[Labeled box records]
——————

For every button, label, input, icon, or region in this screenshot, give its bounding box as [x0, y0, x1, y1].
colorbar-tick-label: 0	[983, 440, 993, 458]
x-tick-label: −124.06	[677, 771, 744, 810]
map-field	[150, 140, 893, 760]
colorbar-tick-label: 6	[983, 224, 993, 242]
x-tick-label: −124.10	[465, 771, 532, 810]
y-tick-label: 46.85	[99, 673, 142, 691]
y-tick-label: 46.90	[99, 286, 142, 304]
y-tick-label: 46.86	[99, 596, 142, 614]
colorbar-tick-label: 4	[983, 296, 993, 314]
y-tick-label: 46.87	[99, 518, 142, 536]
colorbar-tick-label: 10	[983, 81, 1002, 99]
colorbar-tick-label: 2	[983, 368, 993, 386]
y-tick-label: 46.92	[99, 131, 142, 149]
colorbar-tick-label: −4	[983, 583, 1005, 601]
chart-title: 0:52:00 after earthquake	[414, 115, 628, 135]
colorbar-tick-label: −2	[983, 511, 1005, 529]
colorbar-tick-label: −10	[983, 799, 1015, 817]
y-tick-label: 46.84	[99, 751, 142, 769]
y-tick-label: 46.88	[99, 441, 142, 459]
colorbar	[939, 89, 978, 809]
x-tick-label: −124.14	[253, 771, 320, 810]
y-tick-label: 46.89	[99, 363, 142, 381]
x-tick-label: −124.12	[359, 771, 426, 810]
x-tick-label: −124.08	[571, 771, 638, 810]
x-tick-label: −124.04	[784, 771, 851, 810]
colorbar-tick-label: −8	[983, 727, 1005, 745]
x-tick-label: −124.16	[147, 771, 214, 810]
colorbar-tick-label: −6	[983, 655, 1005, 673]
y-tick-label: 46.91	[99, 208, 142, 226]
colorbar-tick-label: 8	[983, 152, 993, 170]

——————

Instructions for the task: Switch "colorbar-tick-label" to "legend-tick-label" in the records, from the first line through the line containing "368, 993, 386]", inclusive. Give those lines again with nothing else changed.

Exercise result:
For every button, label, input, icon, or region in this screenshot, give its bounding box as [x0, y0, x1, y1].
legend-tick-label: 0	[983, 440, 993, 458]
x-tick-label: −124.06	[677, 771, 744, 810]
map-field	[150, 140, 893, 760]
legend-tick-label: 6	[983, 224, 993, 242]
x-tick-label: −124.10	[465, 771, 532, 810]
y-tick-label: 46.85	[99, 673, 142, 691]
y-tick-label: 46.90	[99, 286, 142, 304]
y-tick-label: 46.86	[99, 596, 142, 614]
legend-tick-label: 4	[983, 296, 993, 314]
y-tick-label: 46.87	[99, 518, 142, 536]
legend-tick-label: 10	[983, 81, 1002, 99]
legend-tick-label: 2	[983, 368, 993, 386]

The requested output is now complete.